Problem statement -> Which of the lines in the data mention the string "Sugars"? List them all.
-- Opening Marker --
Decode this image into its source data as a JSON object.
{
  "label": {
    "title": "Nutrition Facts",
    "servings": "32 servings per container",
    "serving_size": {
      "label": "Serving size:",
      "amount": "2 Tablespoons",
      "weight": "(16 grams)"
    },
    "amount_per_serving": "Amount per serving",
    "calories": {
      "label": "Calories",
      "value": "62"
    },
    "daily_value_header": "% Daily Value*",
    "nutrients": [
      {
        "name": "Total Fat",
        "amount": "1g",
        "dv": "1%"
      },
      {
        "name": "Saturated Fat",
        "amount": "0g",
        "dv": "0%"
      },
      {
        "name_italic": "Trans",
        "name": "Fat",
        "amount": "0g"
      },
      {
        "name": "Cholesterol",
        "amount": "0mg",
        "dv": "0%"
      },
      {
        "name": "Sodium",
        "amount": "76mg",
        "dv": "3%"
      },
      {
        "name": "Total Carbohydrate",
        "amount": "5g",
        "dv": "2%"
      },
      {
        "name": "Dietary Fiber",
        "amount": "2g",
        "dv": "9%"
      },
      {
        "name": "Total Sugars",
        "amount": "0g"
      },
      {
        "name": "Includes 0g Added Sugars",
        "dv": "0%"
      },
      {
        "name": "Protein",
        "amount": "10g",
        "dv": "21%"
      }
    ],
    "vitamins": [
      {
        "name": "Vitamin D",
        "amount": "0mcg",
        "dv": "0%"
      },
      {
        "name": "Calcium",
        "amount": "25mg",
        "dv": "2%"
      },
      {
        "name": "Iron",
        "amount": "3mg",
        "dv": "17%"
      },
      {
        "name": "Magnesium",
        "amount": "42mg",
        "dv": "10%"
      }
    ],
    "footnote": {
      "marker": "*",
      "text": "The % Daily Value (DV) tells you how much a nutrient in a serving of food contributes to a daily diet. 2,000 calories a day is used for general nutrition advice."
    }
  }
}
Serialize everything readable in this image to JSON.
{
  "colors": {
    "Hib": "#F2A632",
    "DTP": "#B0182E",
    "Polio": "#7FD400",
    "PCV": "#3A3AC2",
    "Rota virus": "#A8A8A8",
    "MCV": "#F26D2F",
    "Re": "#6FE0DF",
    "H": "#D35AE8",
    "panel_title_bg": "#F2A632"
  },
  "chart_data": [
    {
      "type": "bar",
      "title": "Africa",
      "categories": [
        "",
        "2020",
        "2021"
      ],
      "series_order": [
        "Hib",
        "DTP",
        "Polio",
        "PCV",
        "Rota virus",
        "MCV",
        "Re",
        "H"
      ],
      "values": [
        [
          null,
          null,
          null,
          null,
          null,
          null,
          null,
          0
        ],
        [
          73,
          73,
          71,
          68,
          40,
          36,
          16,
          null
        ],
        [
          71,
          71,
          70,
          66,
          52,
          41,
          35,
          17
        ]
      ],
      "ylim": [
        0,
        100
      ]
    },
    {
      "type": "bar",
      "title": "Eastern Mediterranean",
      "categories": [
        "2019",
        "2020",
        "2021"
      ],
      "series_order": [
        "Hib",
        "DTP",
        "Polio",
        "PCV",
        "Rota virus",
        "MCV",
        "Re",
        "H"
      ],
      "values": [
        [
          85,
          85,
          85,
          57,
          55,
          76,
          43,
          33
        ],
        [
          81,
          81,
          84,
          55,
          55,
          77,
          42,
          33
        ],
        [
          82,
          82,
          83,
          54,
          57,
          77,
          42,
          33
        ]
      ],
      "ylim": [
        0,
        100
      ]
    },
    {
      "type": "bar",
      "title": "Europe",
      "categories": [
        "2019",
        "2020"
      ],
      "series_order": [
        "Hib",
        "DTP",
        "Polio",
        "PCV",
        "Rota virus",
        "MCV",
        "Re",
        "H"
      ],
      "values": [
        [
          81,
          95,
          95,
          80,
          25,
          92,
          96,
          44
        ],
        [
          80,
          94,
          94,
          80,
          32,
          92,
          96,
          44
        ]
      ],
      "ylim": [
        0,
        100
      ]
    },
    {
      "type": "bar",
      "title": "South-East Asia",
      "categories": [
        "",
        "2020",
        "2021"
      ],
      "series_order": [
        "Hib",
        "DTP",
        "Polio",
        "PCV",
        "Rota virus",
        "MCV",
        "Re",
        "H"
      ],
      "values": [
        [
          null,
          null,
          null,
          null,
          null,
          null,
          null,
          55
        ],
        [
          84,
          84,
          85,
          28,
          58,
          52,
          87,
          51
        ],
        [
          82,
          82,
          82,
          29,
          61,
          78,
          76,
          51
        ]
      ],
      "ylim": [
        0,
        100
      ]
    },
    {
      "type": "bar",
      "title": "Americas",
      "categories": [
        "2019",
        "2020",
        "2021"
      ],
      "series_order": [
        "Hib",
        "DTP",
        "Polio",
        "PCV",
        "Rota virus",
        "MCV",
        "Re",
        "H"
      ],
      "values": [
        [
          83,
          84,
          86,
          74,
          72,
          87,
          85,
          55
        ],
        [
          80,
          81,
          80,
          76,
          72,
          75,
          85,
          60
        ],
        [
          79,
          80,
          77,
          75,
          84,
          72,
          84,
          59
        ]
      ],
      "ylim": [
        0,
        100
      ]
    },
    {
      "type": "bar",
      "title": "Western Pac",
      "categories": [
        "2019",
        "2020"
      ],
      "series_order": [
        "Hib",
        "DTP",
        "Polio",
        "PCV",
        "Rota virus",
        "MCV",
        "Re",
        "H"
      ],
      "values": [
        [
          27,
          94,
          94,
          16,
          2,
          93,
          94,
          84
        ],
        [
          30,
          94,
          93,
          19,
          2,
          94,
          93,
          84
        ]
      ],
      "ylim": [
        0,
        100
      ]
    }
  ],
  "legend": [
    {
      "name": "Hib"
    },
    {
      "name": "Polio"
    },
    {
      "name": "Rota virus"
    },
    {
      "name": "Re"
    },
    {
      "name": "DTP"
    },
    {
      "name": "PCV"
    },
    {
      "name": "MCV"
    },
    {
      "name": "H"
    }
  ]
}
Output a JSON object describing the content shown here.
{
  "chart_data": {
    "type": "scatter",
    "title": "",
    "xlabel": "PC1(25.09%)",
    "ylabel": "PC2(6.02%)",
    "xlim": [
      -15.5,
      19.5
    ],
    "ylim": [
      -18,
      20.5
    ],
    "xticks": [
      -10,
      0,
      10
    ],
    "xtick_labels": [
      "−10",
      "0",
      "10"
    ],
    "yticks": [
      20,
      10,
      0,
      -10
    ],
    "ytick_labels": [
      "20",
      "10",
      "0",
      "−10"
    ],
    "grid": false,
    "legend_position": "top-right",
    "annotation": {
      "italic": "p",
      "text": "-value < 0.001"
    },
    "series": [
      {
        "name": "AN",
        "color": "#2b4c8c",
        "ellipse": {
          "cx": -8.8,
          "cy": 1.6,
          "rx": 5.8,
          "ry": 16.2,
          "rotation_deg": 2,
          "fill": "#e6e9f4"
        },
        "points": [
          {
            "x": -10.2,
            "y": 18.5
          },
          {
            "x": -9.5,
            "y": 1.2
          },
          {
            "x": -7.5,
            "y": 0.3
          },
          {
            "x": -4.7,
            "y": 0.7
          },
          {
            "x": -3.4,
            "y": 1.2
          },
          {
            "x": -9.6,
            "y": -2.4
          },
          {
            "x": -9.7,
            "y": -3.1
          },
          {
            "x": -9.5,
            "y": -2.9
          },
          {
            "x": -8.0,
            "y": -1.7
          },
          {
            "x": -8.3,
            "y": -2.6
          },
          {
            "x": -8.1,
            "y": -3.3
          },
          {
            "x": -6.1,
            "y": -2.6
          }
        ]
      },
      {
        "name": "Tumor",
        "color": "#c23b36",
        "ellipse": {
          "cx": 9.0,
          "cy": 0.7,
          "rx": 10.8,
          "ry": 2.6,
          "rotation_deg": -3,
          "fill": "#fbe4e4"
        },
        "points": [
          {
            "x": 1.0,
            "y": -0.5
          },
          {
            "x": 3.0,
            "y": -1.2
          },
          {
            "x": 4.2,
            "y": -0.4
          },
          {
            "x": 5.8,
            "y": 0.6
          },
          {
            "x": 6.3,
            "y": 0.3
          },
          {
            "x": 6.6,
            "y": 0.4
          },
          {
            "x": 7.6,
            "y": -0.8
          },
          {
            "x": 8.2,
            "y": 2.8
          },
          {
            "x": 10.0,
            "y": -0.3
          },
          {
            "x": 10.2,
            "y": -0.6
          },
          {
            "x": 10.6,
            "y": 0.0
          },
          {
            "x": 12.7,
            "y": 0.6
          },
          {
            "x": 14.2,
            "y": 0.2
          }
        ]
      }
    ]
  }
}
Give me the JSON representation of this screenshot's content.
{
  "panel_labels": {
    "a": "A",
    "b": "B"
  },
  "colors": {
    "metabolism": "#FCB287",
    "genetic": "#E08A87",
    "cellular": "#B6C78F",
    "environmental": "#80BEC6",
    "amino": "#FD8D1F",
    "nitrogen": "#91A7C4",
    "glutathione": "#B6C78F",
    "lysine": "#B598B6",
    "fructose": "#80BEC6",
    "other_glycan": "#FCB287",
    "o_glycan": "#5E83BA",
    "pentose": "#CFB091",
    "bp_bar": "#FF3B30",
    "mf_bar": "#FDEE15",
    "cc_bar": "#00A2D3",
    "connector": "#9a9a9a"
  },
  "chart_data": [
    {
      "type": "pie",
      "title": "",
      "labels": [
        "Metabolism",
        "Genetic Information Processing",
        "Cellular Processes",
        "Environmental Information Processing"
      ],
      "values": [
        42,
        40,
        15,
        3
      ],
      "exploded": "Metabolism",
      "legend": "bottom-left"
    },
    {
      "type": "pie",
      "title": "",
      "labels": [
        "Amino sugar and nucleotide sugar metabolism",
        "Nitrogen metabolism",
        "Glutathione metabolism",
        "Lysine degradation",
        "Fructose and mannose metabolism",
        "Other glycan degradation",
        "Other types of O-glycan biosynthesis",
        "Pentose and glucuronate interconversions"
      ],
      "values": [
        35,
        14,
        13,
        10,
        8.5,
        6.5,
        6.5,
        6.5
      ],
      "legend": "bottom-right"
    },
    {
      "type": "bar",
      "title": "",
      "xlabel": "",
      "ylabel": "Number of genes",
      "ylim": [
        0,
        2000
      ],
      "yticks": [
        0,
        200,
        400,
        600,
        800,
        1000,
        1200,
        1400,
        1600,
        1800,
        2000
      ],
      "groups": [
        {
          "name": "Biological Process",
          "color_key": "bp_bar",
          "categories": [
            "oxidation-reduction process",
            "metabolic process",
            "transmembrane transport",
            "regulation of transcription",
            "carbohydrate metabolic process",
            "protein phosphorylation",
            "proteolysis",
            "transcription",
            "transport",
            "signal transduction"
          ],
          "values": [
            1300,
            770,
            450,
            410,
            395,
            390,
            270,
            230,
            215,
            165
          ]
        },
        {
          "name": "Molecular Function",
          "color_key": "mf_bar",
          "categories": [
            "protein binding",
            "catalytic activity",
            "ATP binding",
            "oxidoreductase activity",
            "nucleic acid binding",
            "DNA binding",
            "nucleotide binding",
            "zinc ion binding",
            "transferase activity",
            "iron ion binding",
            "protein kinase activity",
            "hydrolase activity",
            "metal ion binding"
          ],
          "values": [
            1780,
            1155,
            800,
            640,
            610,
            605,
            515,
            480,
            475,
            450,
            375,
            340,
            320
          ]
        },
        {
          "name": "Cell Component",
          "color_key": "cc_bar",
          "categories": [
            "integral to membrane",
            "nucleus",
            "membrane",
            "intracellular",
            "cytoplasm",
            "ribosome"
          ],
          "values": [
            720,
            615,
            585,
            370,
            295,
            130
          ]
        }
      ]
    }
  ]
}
-- Closing Marker --
Written answer ->
        "name": "Total Sugars",
        "name": "Includes 0g Added Sugars",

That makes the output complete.